__Exercise requirements__
Write what comes next in the numbered film list below, starting right after its final sentence.
═══ Passage ═══
5. Reservoir Dogs (1992)
One of the best directorial debuts of all time, Tarantino's supremely confident, supremely stylish hello to Hollywood managed to simultaneously herald a completely distinctive new talent while magpie-ing all the best bits from the thriller gods of yore. A smartly inverted diamond heist plot laced with nods to Mamet, Kubrickian ultra-violence, Scorsese and Losey, to name a few, is combined with a knockout colour-coded ensemble cast including Keitel, Buscemi, Roth and Madsen, all set to a stupidly cool soundtrack and cut at 100mph.                 
Top thrill: Here the thrills lie in what we don't see, and Tarantino's clever cutting: we don't actually see the heist.

6. Old Boy (2003)
The second in Park Chan-Wook's 'revenge trilogy' has gained the greatest iconic status since its release, due perhaps to the chillingly mysterious plot. Middle-aged salaryman Oh Dae-Su (Choi Min-Sik) is mysteriously kidnapped and imprisoned for years, only to be just as unexpectedly released and told he must find his captor in five days, or suffer the consequences. From this, Chan-Wook constructs a plot with all the warped elegance of Jacobean tragedy, building to a horrific and unforgettable finale as his captor's grand plan finally becomes explicit. Apparently it's to be remade, but there seems to be little way of topping the brilliant original.
═══ Dataset content ═══
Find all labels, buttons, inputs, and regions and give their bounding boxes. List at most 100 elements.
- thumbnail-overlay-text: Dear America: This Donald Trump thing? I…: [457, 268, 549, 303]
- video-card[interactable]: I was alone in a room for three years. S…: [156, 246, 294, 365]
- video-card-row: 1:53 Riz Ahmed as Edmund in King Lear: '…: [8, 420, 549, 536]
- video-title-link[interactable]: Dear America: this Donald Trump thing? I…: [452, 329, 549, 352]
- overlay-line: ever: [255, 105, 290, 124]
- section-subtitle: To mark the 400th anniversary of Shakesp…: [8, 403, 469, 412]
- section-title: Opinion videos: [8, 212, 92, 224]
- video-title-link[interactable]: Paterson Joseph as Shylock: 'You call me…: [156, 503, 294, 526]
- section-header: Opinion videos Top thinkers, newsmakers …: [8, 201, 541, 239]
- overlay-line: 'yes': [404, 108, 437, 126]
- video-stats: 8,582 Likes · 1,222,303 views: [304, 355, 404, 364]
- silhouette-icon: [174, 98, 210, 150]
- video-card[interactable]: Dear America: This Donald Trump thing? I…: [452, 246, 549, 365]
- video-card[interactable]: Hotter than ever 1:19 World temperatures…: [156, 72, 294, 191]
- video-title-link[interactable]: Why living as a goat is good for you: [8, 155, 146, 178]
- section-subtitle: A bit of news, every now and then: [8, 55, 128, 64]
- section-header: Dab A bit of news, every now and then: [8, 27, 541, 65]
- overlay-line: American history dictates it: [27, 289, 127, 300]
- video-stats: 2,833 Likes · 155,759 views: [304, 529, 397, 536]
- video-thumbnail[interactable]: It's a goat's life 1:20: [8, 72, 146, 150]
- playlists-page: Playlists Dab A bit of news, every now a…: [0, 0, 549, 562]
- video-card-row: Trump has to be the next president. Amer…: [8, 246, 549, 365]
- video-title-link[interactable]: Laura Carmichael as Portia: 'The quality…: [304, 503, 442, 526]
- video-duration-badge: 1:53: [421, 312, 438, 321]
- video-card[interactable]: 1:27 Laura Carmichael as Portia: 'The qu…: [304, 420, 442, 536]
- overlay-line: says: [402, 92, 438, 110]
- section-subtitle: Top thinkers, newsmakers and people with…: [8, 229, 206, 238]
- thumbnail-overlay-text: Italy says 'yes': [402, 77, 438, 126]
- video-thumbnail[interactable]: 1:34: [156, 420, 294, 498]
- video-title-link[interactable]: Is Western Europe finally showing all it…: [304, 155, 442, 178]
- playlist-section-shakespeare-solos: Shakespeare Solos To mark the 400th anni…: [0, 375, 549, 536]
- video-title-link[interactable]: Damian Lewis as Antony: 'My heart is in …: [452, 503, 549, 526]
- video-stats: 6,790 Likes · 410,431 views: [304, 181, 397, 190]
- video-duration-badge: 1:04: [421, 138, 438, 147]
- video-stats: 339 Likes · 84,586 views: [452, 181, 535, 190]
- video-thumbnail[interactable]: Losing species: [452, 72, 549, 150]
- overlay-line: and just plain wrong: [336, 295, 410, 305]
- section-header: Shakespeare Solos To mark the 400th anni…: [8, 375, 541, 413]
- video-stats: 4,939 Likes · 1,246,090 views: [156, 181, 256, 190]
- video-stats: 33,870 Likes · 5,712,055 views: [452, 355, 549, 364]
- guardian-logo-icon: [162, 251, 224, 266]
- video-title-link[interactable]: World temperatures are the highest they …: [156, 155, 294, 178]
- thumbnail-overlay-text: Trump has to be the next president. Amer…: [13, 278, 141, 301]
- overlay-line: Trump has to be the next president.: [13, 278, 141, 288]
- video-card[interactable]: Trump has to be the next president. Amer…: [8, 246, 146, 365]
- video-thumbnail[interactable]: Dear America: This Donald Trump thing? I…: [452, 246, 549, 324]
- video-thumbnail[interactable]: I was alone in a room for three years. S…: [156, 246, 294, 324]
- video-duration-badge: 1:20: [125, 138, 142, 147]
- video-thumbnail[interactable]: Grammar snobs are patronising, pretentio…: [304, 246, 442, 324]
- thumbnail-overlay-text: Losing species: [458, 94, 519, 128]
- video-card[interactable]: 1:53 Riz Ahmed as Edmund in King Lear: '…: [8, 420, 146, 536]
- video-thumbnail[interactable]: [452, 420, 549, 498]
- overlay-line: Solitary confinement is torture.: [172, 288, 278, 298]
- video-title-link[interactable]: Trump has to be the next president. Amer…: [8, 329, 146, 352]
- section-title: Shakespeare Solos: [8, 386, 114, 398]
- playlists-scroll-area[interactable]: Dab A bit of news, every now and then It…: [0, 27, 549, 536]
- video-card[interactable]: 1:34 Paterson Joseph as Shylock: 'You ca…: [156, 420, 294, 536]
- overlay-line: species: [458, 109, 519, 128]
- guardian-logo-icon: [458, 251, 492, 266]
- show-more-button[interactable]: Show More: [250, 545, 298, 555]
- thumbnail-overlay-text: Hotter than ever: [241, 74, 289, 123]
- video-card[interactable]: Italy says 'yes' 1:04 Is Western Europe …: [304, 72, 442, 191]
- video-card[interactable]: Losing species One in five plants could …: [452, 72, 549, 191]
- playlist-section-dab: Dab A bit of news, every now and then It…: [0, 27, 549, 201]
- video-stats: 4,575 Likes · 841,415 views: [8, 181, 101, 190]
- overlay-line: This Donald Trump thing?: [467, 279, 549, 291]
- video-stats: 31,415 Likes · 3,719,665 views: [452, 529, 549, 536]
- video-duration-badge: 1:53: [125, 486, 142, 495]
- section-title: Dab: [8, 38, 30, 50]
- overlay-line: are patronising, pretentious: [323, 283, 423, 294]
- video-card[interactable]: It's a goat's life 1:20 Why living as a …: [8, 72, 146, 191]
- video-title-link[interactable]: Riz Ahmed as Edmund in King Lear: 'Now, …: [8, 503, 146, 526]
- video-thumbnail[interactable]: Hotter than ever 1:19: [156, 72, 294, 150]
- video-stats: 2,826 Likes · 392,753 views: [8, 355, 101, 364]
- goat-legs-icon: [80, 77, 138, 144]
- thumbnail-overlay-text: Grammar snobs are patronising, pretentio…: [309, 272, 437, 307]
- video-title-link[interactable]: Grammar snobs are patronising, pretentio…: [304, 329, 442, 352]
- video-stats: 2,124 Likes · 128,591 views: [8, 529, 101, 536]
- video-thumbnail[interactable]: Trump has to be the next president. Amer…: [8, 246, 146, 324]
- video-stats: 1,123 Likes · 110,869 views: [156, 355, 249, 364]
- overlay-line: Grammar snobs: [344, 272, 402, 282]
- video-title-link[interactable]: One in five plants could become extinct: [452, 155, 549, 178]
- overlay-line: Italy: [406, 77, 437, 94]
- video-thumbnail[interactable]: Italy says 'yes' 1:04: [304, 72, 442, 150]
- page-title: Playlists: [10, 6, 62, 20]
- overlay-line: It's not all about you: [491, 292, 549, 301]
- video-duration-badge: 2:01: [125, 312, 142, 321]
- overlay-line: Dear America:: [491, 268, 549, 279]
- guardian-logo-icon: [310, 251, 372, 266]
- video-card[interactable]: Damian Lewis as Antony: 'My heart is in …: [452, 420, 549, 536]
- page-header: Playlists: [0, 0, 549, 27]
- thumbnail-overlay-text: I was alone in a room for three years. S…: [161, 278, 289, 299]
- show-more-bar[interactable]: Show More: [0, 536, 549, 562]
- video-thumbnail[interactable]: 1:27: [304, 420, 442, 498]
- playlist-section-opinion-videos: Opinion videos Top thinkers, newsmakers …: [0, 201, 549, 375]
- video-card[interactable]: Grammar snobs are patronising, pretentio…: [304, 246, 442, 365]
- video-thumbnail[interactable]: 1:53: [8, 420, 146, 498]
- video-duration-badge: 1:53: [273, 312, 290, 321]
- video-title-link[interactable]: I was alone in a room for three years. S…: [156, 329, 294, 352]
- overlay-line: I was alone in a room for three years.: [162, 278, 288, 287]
═══
__Task answer__
Top thrill: Oh Dae-Su is confronted with a hallway full of baddies. Never mind, he has a hammer...

7. North by Northwest (1959)
In the midst of Hitchcock's great American film period, beginning with Rear Window and ending with The Birds, North by Northwest stands out as being the most purely entertaining, possibly of all Hitchcock's films. With a suitably ridiculous plot involving advertising executive Roger Thornhill (Cary Grant) mistaken for a government agent by spies led by the unctuously sinister Philip Vandamm (James Mason) and embroiled with femme fatale Eve Kendall (Eva Marie Saint), Hitchcock turns the innuendo, iconic set pieces and witty dialogue up to 11.                 
Top thrill: Thornhill's near-fatal encounter with a crop duster. As remarkable for what doesn't happen as what does.

8. Se7en (1995)
The film that established David Fincher's apparently inseparable relationship with the darker side of human existence, this bleak, bleak film noir sidesteps the cliches it appears to bury itself in (two mismatched cops, one black, one white; the old-timer on the edge of retirement; a brilliant serial killer with a twisted Biblical methodology) with fierce intelligence, manifested both in an unusual density of literary reference and through exceptional performances from a fine cast, with Morgan Freeman's haunted Somerset and Brad Pitt's feisty Mills more than ably matched. Then of course there's that ending.                 
Top thrill: Either the pulse-pounding foot chase midway or the final revelation of John Doe's grand plan.

9. The Departed (2006)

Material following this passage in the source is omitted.